# Stored data:
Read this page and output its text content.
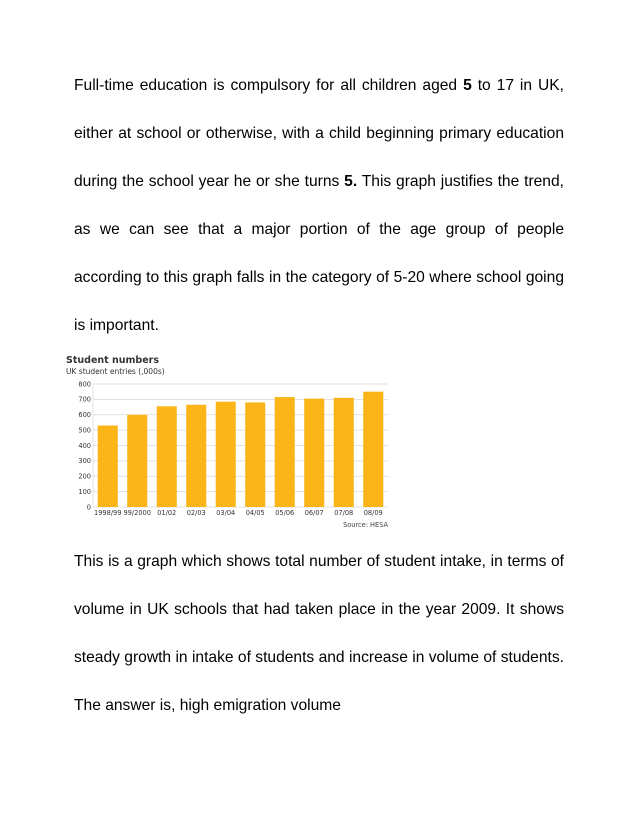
Full-time education is compulsory for all children aged 5 to 17 in UK, either at school or otherwise, with a child beginning primary education during the school year he or she turns 5. This graph justifies the trend, as we can see that a major portion of the age group of people according to this graph falls in the category of 5-20 where school going is important.
Student numbers
UK student entries (,000s)
0
100
200
300
400
500
600
700
800
1998/99 99/2000 01/02 02/03 03/04 04/05 05/06 06/07 07/08 08/09
Source: HESA
This is a graph which shows total number of student intake, in terms of volume in UK schools that had taken place in the year 2009. It shows steady growth in intake of students and increase in volume of students. The answer is, high emigration volume
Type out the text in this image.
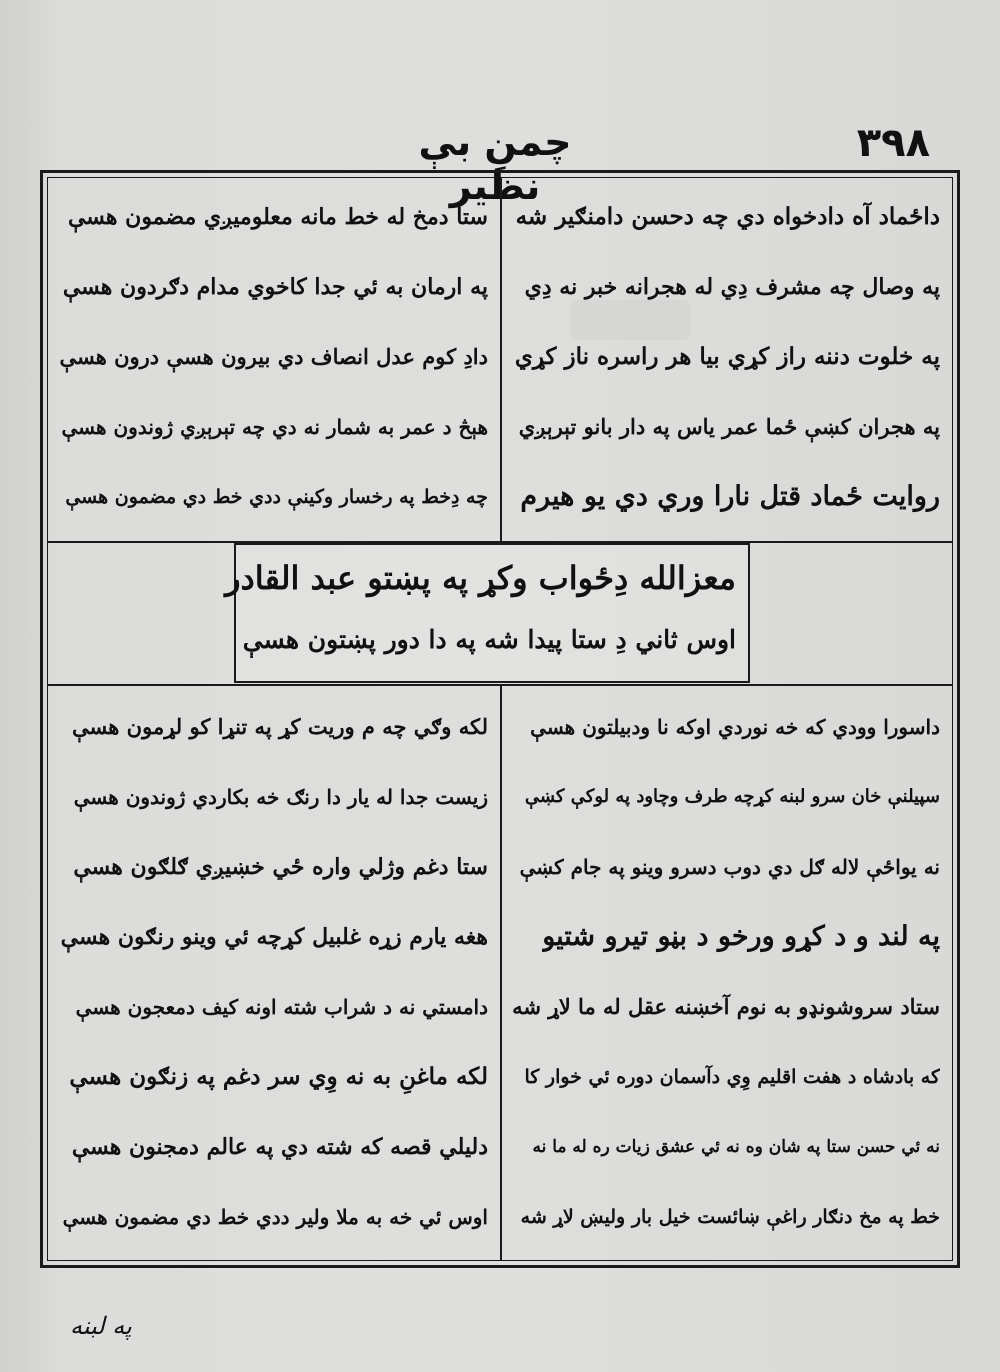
۳۹۸
چمنِ بې نظیر
داځماد آه دادخواه دي چه دحسن دامنګیر شه
په وصال چه مشرف دِي له هجرانه خبر نه دِي
په خلوت دننه راز کړي بيا هر راسره ناز کړي
په هجران کښې ځما عمر یاس په دار بانو تېرېږي
روایت ځماد قتل نارا وري دي یو هیرم
ستا دمخ له خط مانه معلومیږي مضمون هسې
په ارمان به ئي جدا کاخوي مدام دګردون هسې
دادِ کوم عدل انصاف دي بیرون هسې درون هسې
هېڅ د عمر به شمار نه دي چه تېرېږي ژوندون هسې
چه دِخط په رخسار وکینې ددي خط دي مضمون هسې
معزالله دِځواب وکړ په پښتو عبد القادر
اوس ثاني دِ ستا پيدا شه په دا دور پښتون هسې
داسورا وودي که خه نوردي اوکه نا ودبیلتون هسې
سپیلنې خان سرو لبنه کړچه طرف وچاود په لوکې کښې
نه یواځې لاله ګل دي دوب دسرو وینو په جام کښې
په لند و د کړو ورخو د بڼو تیرو شتیو
ستاد سروشونډو به نوم آخښنه عقل له ما لاړ شه
که بادشاه د هفت اقلیم وِي دآسمان دوره ئي خوار کا
نه ئي حسن ستا په شان وه نه ئي عشق زیات ره له ما نه
خط په مخ دنګار راغې ښائست خیل بار ولیښ لاړ شه
لکه وګي چه م وریت کړ په تنړا کو لړمون هسې
زیست جدا له یار دا رنګ خه بکاردي ژوندون هسې
ستا دغم وژلي واره ځي خښیږي ګلګون هسې
هغه یارم زړه غلبیل کړچه ئي وینو رنګون هسې
دامستي نه د شراب شته اونه کیف دمعجون هسې
لکه ماغنِ به نه وِي سر دغم په زنګون هسې
دلیلي قصه که شته دي په عالم دمجنون هسې
اوس ئي خه به ملا ولیر ددي خط دي مضمون هسې
په لبنه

# Task details:
In your copy, repeat each record exactly and include no pictures.

# Solved exercise:
Read this page and output its text content.
Full-time education is compulsory for all children aged 5 to 17 in UK, either at school or otherwise, with a child beginning primary education during the school year he or she turns 5. This graph justifies the trend, as we can see that a major portion of the age group of people according to this graph falls in the category of 5-20 where school going is important.
Student numbers
UK student entries (,000s)
0
100
200
300
400
500
600
700
800
1998/99 99/2000 01/02 02/03 03/04 04/05 05/06 06/07 07/08 08/09
Source: HESA
This is a graph which shows total number of student intake, in terms of volume in UK schools that had taken place in the year 2009. It shows steady growth in intake of students and increase in volume of students. The answer is, high emigration volume
Type out the text in this image.
۳۹۸
چمنِ بې نظیر
داځماد آه دادخواه دي چه دحسن دامنګیر شه
په وصال چه مشرف دِي له هجرانه خبر نه دِي
په خلوت دننه راز کړي بيا هر راسره ناز کړي
په هجران کښې ځما عمر یاس په دار بانو تېرېږي
روایت ځماد قتل نارا وري دي یو هیرم
ستا دمخ له خط مانه معلومیږي مضمون هسې
په ارمان به ئي جدا کاخوي مدام دګردون هسې
دادِ کوم عدل انصاف دي بیرون هسې درون هسې
هېڅ د عمر به شمار نه دي چه تېرېږي ژوندون هسې
چه دِخط په رخسار وکینې ددي خط دي مضمون هسې
معزالله دِځواب وکړ په پښتو عبد القادر
اوس ثاني دِ ستا پيدا شه په دا دور پښتون هسې
داسورا وودي که خه نوردي اوکه نا ودبیلتون هسې
سپیلنې خان سرو لبنه کړچه طرف وچاود په لوکې کښې
نه یواځې لاله ګل دي دوب دسرو وینو په جام کښې
په لند و د کړو ورخو د بڼو تیرو شتیو
ستاد سروشونډو به نوم آخښنه عقل له ما لاړ شه
که بادشاه د هفت اقلیم وِي دآسمان دوره ئي خوار کا
نه ئي حسن ستا په شان وه نه ئي عشق زیات ره له ما نه
خط په مخ دنګار راغې ښائست خیل بار ولیښ لاړ شه
لکه وګي چه م وریت کړ په تنړا کو لړمون هسې
زیست جدا له یار دا رنګ خه بکاردي ژوندون هسې
ستا دغم وژلي واره ځي خښیږي ګلګون هسې
هغه یارم زړه غلبیل کړچه ئي وینو رنګون هسې
دامستي نه د شراب شته اونه کیف دمعجون هسې
لکه ماغنِ به نه وِي سر دغم په زنګون هسې
دلیلي قصه که شته دي په عالم دمجنون هسې
اوس ئي خه به ملا ولیر ددي خط دي مضمون هسې
په لبنه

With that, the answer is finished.